[Stored entries]

/---

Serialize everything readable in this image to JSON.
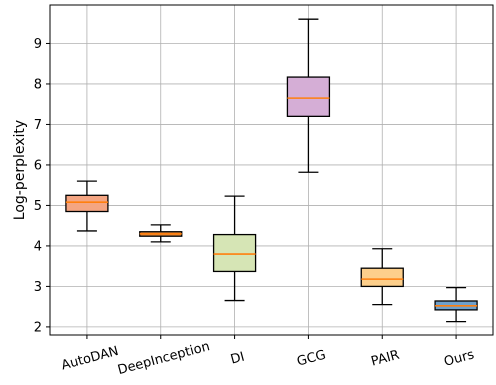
{
  "chart_data": {
    "type": "box",
    "title": "",
    "xlabel": "",
    "ylabel": "Log-perplexity",
    "ylim": [
      1.8,
      9.95
    ],
    "yticks": [
      2,
      3,
      4,
      5,
      6,
      7,
      8,
      9
    ],
    "grid": true,
    "categories": [
      "AutoDAN",
      "DeepInception",
      "DI",
      "GCG",
      "PAIR",
      "Ours"
    ],
    "boxes": [
      {
        "label": "AutoDAN",
        "whislo": 4.37,
        "q1": 4.85,
        "med": 5.08,
        "q3": 5.25,
        "whishi": 5.6,
        "color": "#f4a582"
      },
      {
        "label": "DeepInception",
        "whislo": 4.1,
        "q1": 4.24,
        "med": 4.3,
        "q3": 4.35,
        "whishi": 4.52,
        "color": "#e08a3c"
      },
      {
        "label": "DI",
        "whislo": 2.65,
        "q1": 3.37,
        "med": 3.8,
        "q3": 4.28,
        "whishi": 5.23,
        "color": "#d6e5b5"
      },
      {
        "label": "GCG",
        "whislo": 5.82,
        "q1": 7.2,
        "med": 7.65,
        "q3": 8.17,
        "whishi": 9.6,
        "color": "#d5aed6"
      },
      {
        "label": "PAIR",
        "whislo": 2.55,
        "q1": 3.0,
        "med": 3.18,
        "q3": 3.45,
        "whishi": 3.93,
        "color": "#fdcf8b"
      },
      {
        "label": "Ours",
        "whislo": 2.13,
        "q1": 2.42,
        "med": 2.52,
        "q3": 2.64,
        "whishi": 2.97,
        "color": "#6fa0cb"
      }
    ]
  }
}
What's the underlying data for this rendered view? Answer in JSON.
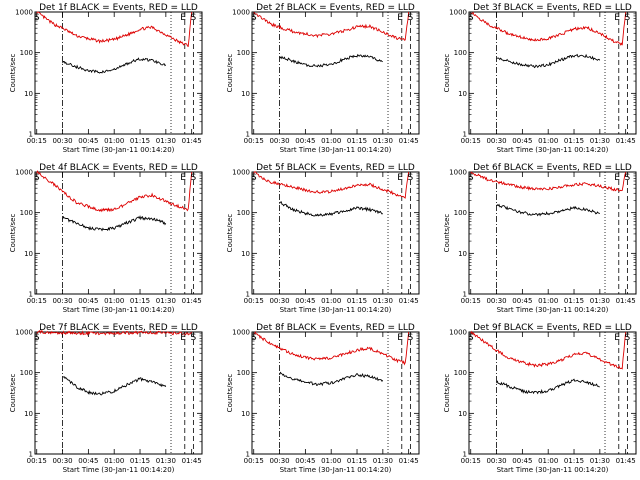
{
  "chart_data": [
    {
      "type": "line",
      "title": "Det 1f BLACK = Events, RED = LLD",
      "xlabel": "Start Time (30-Jan-11 00:14:20)",
      "ylabel": "Counts/sec",
      "x_ticks": [
        "00:15",
        "00:30",
        "00:45",
        "01:00",
        "01:15",
        "01:30",
        "01:45"
      ],
      "y_scale": "log",
      "ylim": [
        1,
        1000
      ],
      "y_ticks": [
        "1",
        "10",
        "100",
        "1000"
      ],
      "markers": [
        {
          "letter": "S",
          "time": "00:15"
        },
        {
          "letter": "E",
          "time": "01:40"
        },
        {
          "letter": "S",
          "time": "01:46"
        }
      ],
      "series": [
        {
          "name": "Events",
          "color": "#000000",
          "x": [
            "00:30",
            "00:38",
            "00:45",
            "00:52",
            "01:00",
            "01:08",
            "01:15",
            "01:22",
            "01:30"
          ],
          "values": [
            60,
            45,
            36,
            33,
            38,
            55,
            70,
            65,
            50
          ]
        },
        {
          "name": "LLD",
          "color": "#dd0000",
          "x": [
            "00:15",
            "00:20",
            "00:25",
            "00:30",
            "00:38",
            "00:45",
            "00:52",
            "01:00",
            "01:08",
            "01:15",
            "01:22",
            "01:30",
            "01:38",
            "01:43",
            "01:45"
          ],
          "values": [
            1000,
            700,
            500,
            400,
            260,
            220,
            190,
            210,
            280,
            380,
            420,
            280,
            180,
            150,
            1000
          ]
        }
      ]
    },
    {
      "type": "line",
      "title": "Det 2f BLACK = Events, RED = LLD",
      "xlabel": "Start Time (30-Jan-11 00:14:20)",
      "ylabel": "Counts/sec",
      "x_ticks": [
        "00:15",
        "00:30",
        "00:45",
        "01:00",
        "01:15",
        "01:30",
        "01:45"
      ],
      "y_scale": "log",
      "ylim": [
        1,
        1000
      ],
      "y_ticks": [
        "1",
        "10",
        "100",
        "1000"
      ],
      "markers": [
        {
          "letter": "S",
          "time": "00:15"
        },
        {
          "letter": "E",
          "time": "01:40"
        },
        {
          "letter": "S",
          "time": "01:46"
        }
      ],
      "series": [
        {
          "name": "Events",
          "color": "#000000",
          "x": [
            "00:30",
            "00:38",
            "00:45",
            "00:52",
            "01:00",
            "01:08",
            "01:15",
            "01:22",
            "01:30"
          ],
          "values": [
            80,
            62,
            50,
            47,
            52,
            70,
            85,
            80,
            60
          ]
        },
        {
          "name": "LLD",
          "color": "#dd0000",
          "x": [
            "00:15",
            "00:20",
            "00:25",
            "00:30",
            "00:38",
            "00:45",
            "00:52",
            "01:00",
            "01:08",
            "01:15",
            "01:22",
            "01:30",
            "01:38",
            "01:43",
            "01:45"
          ],
          "values": [
            1000,
            700,
            500,
            420,
            330,
            290,
            260,
            290,
            350,
            430,
            450,
            320,
            230,
            200,
            1000
          ]
        }
      ]
    },
    {
      "type": "line",
      "title": "Det 3f BLACK = Events, RED = LLD",
      "xlabel": "Start Time (30-Jan-11 00:14:20)",
      "ylabel": "Counts/sec",
      "x_ticks": [
        "00:15",
        "00:30",
        "00:45",
        "01:00",
        "01:15",
        "01:30",
        "01:45"
      ],
      "y_scale": "log",
      "ylim": [
        1,
        1000
      ],
      "y_ticks": [
        "1",
        "10",
        "100",
        "1000"
      ],
      "markers": [
        {
          "letter": "S",
          "time": "00:15"
        },
        {
          "letter": "E",
          "time": "01:40"
        },
        {
          "letter": "S",
          "time": "01:46"
        }
      ],
      "series": [
        {
          "name": "Events",
          "color": "#000000",
          "x": [
            "00:30",
            "00:38",
            "00:45",
            "00:52",
            "01:00",
            "01:08",
            "01:15",
            "01:22",
            "01:30"
          ],
          "values": [
            78,
            60,
            50,
            46,
            50,
            68,
            85,
            82,
            65
          ]
        },
        {
          "name": "LLD",
          "color": "#dd0000",
          "x": [
            "00:15",
            "00:20",
            "00:25",
            "00:30",
            "00:38",
            "00:45",
            "00:52",
            "01:00",
            "01:08",
            "01:15",
            "01:22",
            "01:30",
            "01:38",
            "01:43",
            "01:45"
          ],
          "values": [
            1000,
            700,
            500,
            400,
            280,
            240,
            200,
            220,
            290,
            380,
            420,
            300,
            190,
            160,
            1000
          ]
        }
      ]
    },
    {
      "type": "line",
      "title": "Det 4f BLACK = Events, RED = LLD",
      "xlabel": "Start Time (30-Jan-11 00:14:20)",
      "ylabel": "Counts/sec",
      "x_ticks": [
        "00:15",
        "00:30",
        "00:45",
        "01:00",
        "01:15",
        "01:30",
        "01:45"
      ],
      "y_scale": "log",
      "ylim": [
        1,
        1000
      ],
      "y_ticks": [
        "1",
        "10",
        "100",
        "1000"
      ],
      "markers": [
        {
          "letter": "S",
          "time": "00:15"
        },
        {
          "letter": "E",
          "time": "01:40"
        },
        {
          "letter": "S",
          "time": "01:46"
        }
      ],
      "series": [
        {
          "name": "Events",
          "color": "#000000",
          "x": [
            "00:30",
            "00:38",
            "00:45",
            "00:52",
            "01:00",
            "01:08",
            "01:15",
            "01:22",
            "01:30"
          ],
          "values": [
            75,
            55,
            42,
            38,
            42,
            58,
            75,
            70,
            55
          ]
        },
        {
          "name": "LLD",
          "color": "#dd0000",
          "x": [
            "00:15",
            "00:20",
            "00:25",
            "00:30",
            "00:38",
            "00:45",
            "00:52",
            "01:00",
            "01:08",
            "01:15",
            "01:22",
            "01:30",
            "01:38",
            "01:43",
            "01:45"
          ],
          "values": [
            1000,
            700,
            500,
            330,
            180,
            140,
            115,
            120,
            170,
            240,
            270,
            190,
            140,
            120,
            1000
          ]
        }
      ]
    },
    {
      "type": "line",
      "title": "Det 5f BLACK = Events, RED = LLD",
      "xlabel": "Start Time (30-Jan-11 00:14:20)",
      "ylabel": "Counts/sec",
      "x_ticks": [
        "00:15",
        "00:30",
        "00:45",
        "01:00",
        "01:15",
        "01:30",
        "01:45"
      ],
      "y_scale": "log",
      "ylim": [
        1,
        1000
      ],
      "y_ticks": [
        "1",
        "10",
        "100",
        "1000"
      ],
      "markers": [
        {
          "letter": "S",
          "time": "00:15"
        },
        {
          "letter": "E",
          "time": "01:40"
        },
        {
          "letter": "S",
          "time": "01:46"
        }
      ],
      "series": [
        {
          "name": "Events",
          "color": "#000000",
          "x": [
            "00:30",
            "00:38",
            "00:45",
            "00:52",
            "01:00",
            "01:08",
            "01:15",
            "01:22",
            "01:30"
          ],
          "values": [
            180,
            120,
            95,
            88,
            92,
            110,
            130,
            120,
            95
          ]
        },
        {
          "name": "LLD",
          "color": "#dd0000",
          "x": [
            "00:15",
            "00:20",
            "00:25",
            "00:30",
            "00:38",
            "00:45",
            "00:52",
            "01:00",
            "01:08",
            "01:15",
            "01:22",
            "01:30",
            "01:38",
            "01:43",
            "01:45"
          ],
          "values": [
            1000,
            700,
            560,
            520,
            430,
            360,
            320,
            330,
            400,
            480,
            500,
            380,
            280,
            240,
            1000
          ]
        }
      ]
    },
    {
      "type": "line",
      "title": "Det 6f BLACK = Events, RED = LLD",
      "xlabel": "Start Time (30-Jan-11 00:14:20)",
      "ylabel": "Counts/sec",
      "x_ticks": [
        "00:15",
        "00:30",
        "00:45",
        "01:00",
        "01:15",
        "01:30",
        "01:45"
      ],
      "y_scale": "log",
      "ylim": [
        1,
        1000
      ],
      "y_ticks": [
        "1",
        "10",
        "100",
        "1000"
      ],
      "markers": [
        {
          "letter": "S",
          "time": "00:15"
        },
        {
          "letter": "E",
          "time": "01:40"
        },
        {
          "letter": "S",
          "time": "01:46"
        }
      ],
      "series": [
        {
          "name": "Events",
          "color": "#000000",
          "x": [
            "00:30",
            "00:38",
            "00:45",
            "00:52",
            "01:00",
            "01:08",
            "01:15",
            "01:22",
            "01:30"
          ],
          "values": [
            160,
            120,
            100,
            90,
            95,
            112,
            130,
            120,
            95
          ]
        },
        {
          "name": "LLD",
          "color": "#dd0000",
          "x": [
            "00:15",
            "00:20",
            "00:25",
            "00:30",
            "00:38",
            "00:45",
            "00:52",
            "01:00",
            "01:08",
            "01:15",
            "01:22",
            "01:30",
            "01:38",
            "01:43",
            "01:45"
          ],
          "values": [
            1000,
            800,
            650,
            580,
            480,
            420,
            380,
            390,
            430,
            490,
            510,
            450,
            380,
            340,
            1000
          ]
        }
      ]
    },
    {
      "type": "line",
      "title": "Det 7f BLACK = Events, RED = LLD",
      "xlabel": "Start Time (30-Jan-11 00:14:20)",
      "ylabel": "Counts/sec",
      "x_ticks": [
        "00:15",
        "00:30",
        "00:45",
        "01:00",
        "01:15",
        "01:30",
        "01:45"
      ],
      "y_scale": "log",
      "ylim": [
        1,
        1000
      ],
      "y_ticks": [
        "1",
        "10",
        "100",
        "1000"
      ],
      "markers": [
        {
          "letter": "S",
          "time": "00:15"
        },
        {
          "letter": "E",
          "time": "01:40"
        },
        {
          "letter": "S",
          "time": "01:46"
        }
      ],
      "series": [
        {
          "name": "Events",
          "color": "#000000",
          "x": [
            "00:30",
            "00:38",
            "00:45",
            "00:52",
            "01:00",
            "01:08",
            "01:15",
            "01:22",
            "01:30"
          ],
          "values": [
            85,
            45,
            33,
            30,
            35,
            52,
            70,
            60,
            45
          ]
        },
        {
          "name": "LLD",
          "color": "#dd0000",
          "x": [
            "00:15",
            "00:20",
            "00:25",
            "00:30",
            "00:38",
            "00:45",
            "00:52",
            "01:00",
            "01:08",
            "01:15",
            "01:22",
            "01:30",
            "01:38",
            "01:43",
            "01:45"
          ],
          "values": [
            1000,
            980,
            960,
            950,
            940,
            930,
            920,
            930,
            950,
            960,
            970,
            940,
            920,
            900,
            1000
          ]
        }
      ]
    },
    {
      "type": "line",
      "title": "Det 8f BLACK = Events, RED = LLD",
      "xlabel": "Start Time (30-Jan-11 00:14:20)",
      "ylabel": "Counts/sec",
      "x_ticks": [
        "00:15",
        "00:30",
        "00:45",
        "01:00",
        "01:15",
        "01:30",
        "01:45"
      ],
      "y_scale": "log",
      "ylim": [
        1,
        1000
      ],
      "y_ticks": [
        "1",
        "10",
        "100",
        "1000"
      ],
      "markers": [
        {
          "letter": "S",
          "time": "00:15"
        },
        {
          "letter": "E",
          "time": "01:40"
        },
        {
          "letter": "S",
          "time": "01:46"
        }
      ],
      "series": [
        {
          "name": "Events",
          "color": "#000000",
          "x": [
            "00:30",
            "00:38",
            "00:45",
            "00:52",
            "01:00",
            "01:08",
            "01:15",
            "01:22",
            "01:30"
          ],
          "values": [
            95,
            70,
            58,
            52,
            56,
            72,
            90,
            80,
            65
          ]
        },
        {
          "name": "LLD",
          "color": "#dd0000",
          "x": [
            "00:15",
            "00:20",
            "00:25",
            "00:30",
            "00:38",
            "00:45",
            "00:52",
            "01:00",
            "01:08",
            "01:15",
            "01:22",
            "01:30",
            "01:38",
            "01:43",
            "01:45"
          ],
          "values": [
            1000,
            700,
            500,
            400,
            280,
            240,
            210,
            230,
            290,
            360,
            400,
            290,
            200,
            170,
            1000
          ]
        }
      ]
    },
    {
      "type": "line",
      "title": "Det 9f BLACK = Events, RED = LLD",
      "xlabel": "Start Time (30-Jan-11 00:14:20)",
      "ylabel": "Counts/sec",
      "x_ticks": [
        "00:15",
        "00:30",
        "00:45",
        "01:00",
        "01:15",
        "01:30",
        "01:45"
      ],
      "y_scale": "log",
      "ylim": [
        1,
        1000
      ],
      "y_ticks": [
        "1",
        "10",
        "100",
        "1000"
      ],
      "markers": [
        {
          "letter": "S",
          "time": "00:15"
        },
        {
          "letter": "E",
          "time": "01:40"
        },
        {
          "letter": "S",
          "time": "01:46"
        }
      ],
      "series": [
        {
          "name": "Events",
          "color": "#000000",
          "x": [
            "00:30",
            "00:38",
            "00:45",
            "00:52",
            "01:00",
            "01:08",
            "01:15",
            "01:22",
            "01:30"
          ],
          "values": [
            60,
            45,
            35,
            32,
            36,
            50,
            65,
            60,
            45
          ]
        },
        {
          "name": "LLD",
          "color": "#dd0000",
          "x": [
            "00:15",
            "00:20",
            "00:25",
            "00:30",
            "00:38",
            "00:45",
            "00:52",
            "01:00",
            "01:08",
            "01:15",
            "01:22",
            "01:30",
            "01:38",
            "01:43",
            "01:45"
          ],
          "values": [
            1000,
            700,
            500,
            350,
            220,
            180,
            150,
            160,
            210,
            280,
            300,
            210,
            150,
            130,
            1000
          ]
        }
      ]
    }
  ]
}
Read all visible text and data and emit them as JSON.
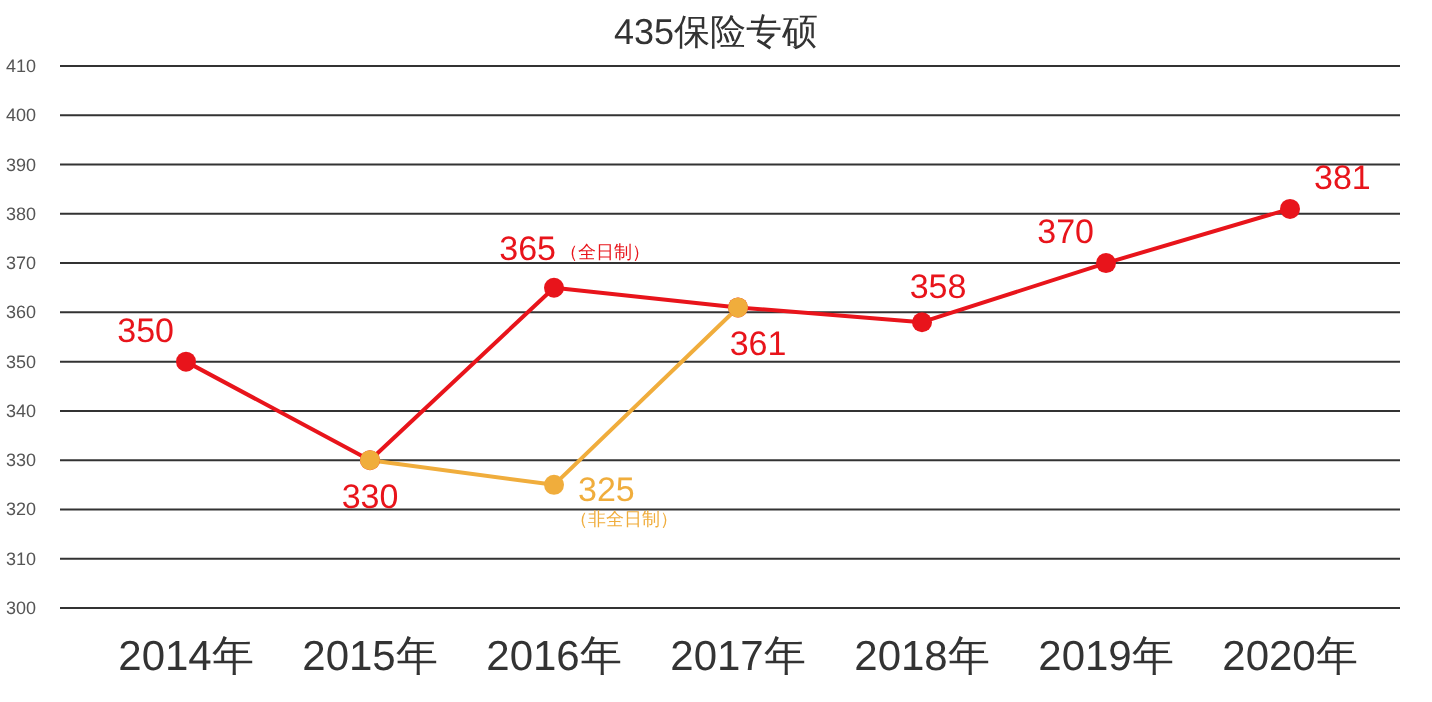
{
  "chart_data": {
    "type": "line",
    "title": "435保险专硕",
    "categories": [
      "2014年",
      "2015年",
      "2016年",
      "2017年",
      "2018年",
      "2019年",
      "2020年"
    ],
    "series": [
      {
        "color": "#e8141b",
        "values": [
          350,
          330,
          365,
          361,
          358,
          370,
          381
        ],
        "value_labels": [
          "350",
          "330",
          "365",
          "361",
          "358",
          "370",
          "381"
        ]
      },
      {
        "color": "#f0ad3c",
        "values": [
          null,
          330,
          325,
          361,
          null,
          null,
          null
        ],
        "value_labels": [
          null,
          null,
          "325",
          null,
          null,
          null,
          null
        ]
      }
    ],
    "annotations": [
      {
        "text": "（全日制）",
        "x": "2016年",
        "y": 365
      },
      {
        "text": "（非全日制）",
        "x": "2016年",
        "y": 325
      }
    ],
    "ylim": [
      300,
      410
    ],
    "yticks": [
      300,
      310,
      320,
      330,
      340,
      350,
      360,
      370,
      380,
      390,
      400,
      410
    ],
    "grid": "y",
    "marker": "circle",
    "line_style": "solid"
  }
}
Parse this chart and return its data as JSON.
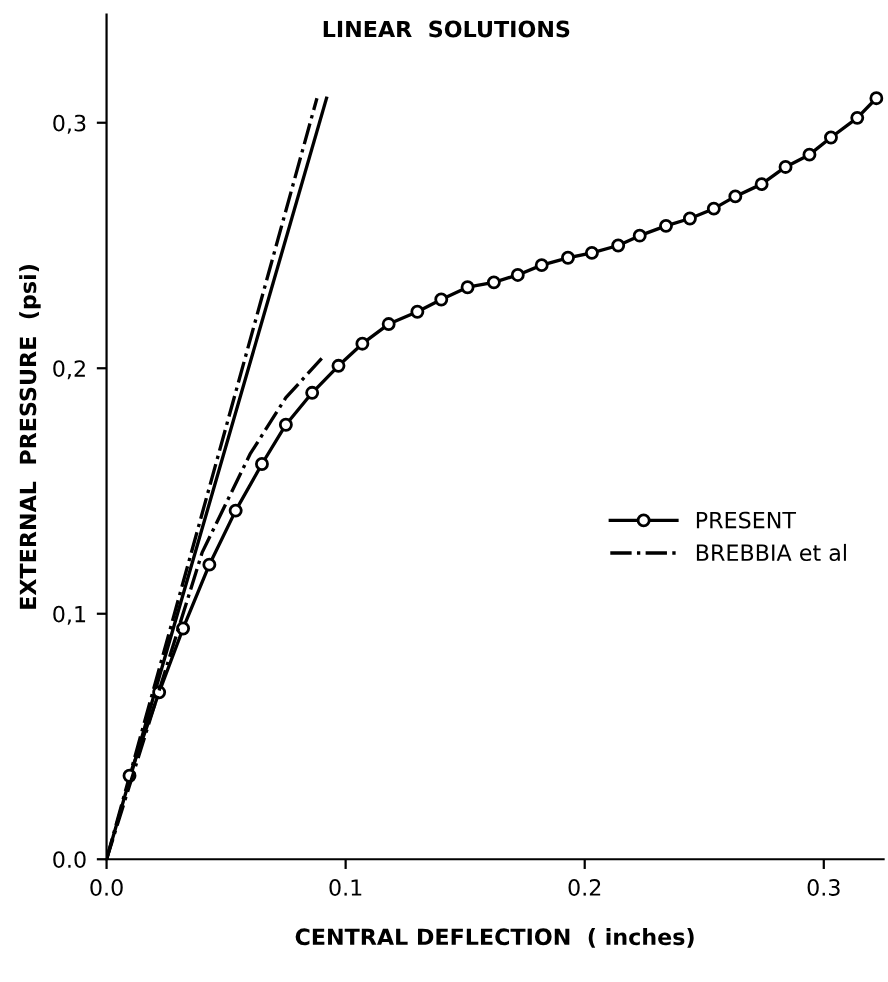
{
  "chart_data": {
    "type": "line",
    "xlabel": "CENTRAL DEFLECTION  ( inches)",
    "ylabel": "EXTERNAL  PRESSURE  (psi)",
    "annotations": [
      {
        "text": "LINEAR  SOLUTIONS",
        "x": 0.09,
        "y": 0.31
      }
    ],
    "xlim": [
      0,
      0.325
    ],
    "ylim": [
      0,
      0.344
    ],
    "xticks": [
      {
        "value": 0,
        "label": "0.0"
      },
      {
        "value": 0.1,
        "label": "0.1"
      },
      {
        "value": 0.2,
        "label": "0.2"
      },
      {
        "value": 0.3,
        "label": "0.3"
      }
    ],
    "yticks": [
      {
        "value": 0,
        "label": "0.0"
      },
      {
        "value": 0.1,
        "label": "0,1"
      },
      {
        "value": 0.2,
        "label": "0,2"
      },
      {
        "value": 0.3,
        "label": "0,3"
      }
    ],
    "grid": false,
    "legend": "right",
    "series": [
      {
        "color": "#000000",
        "line_style": "solid",
        "x": [
          0,
          0.092
        ],
        "values": [
          0,
          0.31
        ]
      },
      {
        "color": "#000000",
        "line_style": "dashdot",
        "x": [
          0,
          0.088
        ],
        "values": [
          0,
          0.31
        ]
      },
      {
        "name": "PRESENT",
        "color": "#000000",
        "line_style": "solid",
        "marker": "circle",
        "x": [
          0.0096,
          0.022,
          0.032,
          0.043,
          0.054,
          0.065,
          0.075,
          0.086,
          0.097,
          0.107,
          0.118,
          0.13,
          0.14,
          0.151,
          0.162,
          0.172,
          0.182,
          0.193,
          0.203,
          0.214,
          0.223,
          0.234,
          0.244,
          0.254,
          0.263,
          0.274,
          0.284,
          0.294,
          0.303,
          0.314,
          0.322
        ],
        "values": [
          0.034,
          0.068,
          0.094,
          0.12,
          0.142,
          0.161,
          0.177,
          0.19,
          0.201,
          0.21,
          0.218,
          0.223,
          0.228,
          0.233,
          0.235,
          0.238,
          0.242,
          0.245,
          0.247,
          0.25,
          0.254,
          0.258,
          0.261,
          0.265,
          0.27,
          0.275,
          0.282,
          0.287,
          0.294,
          0.302,
          0.31
        ]
      },
      {
        "name": "BREBBIA et al",
        "color": "#000000",
        "line_style": "dashdot",
        "x": [
          0,
          0.04,
          0.06,
          0.075,
          0.09
        ],
        "values": [
          0,
          0.125,
          0.165,
          0.188,
          0.204
        ]
      }
    ]
  }
}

\---

**TASK BRIEF**
Return each line that includes "text".

**OUTPUT OF THE EXERCISE**
Read all visible text and data and emit them as JSON.
        "text": "（全日制）",
        "text": "（非全日制）",
        "text": "LINEAR  SOLUTIONS",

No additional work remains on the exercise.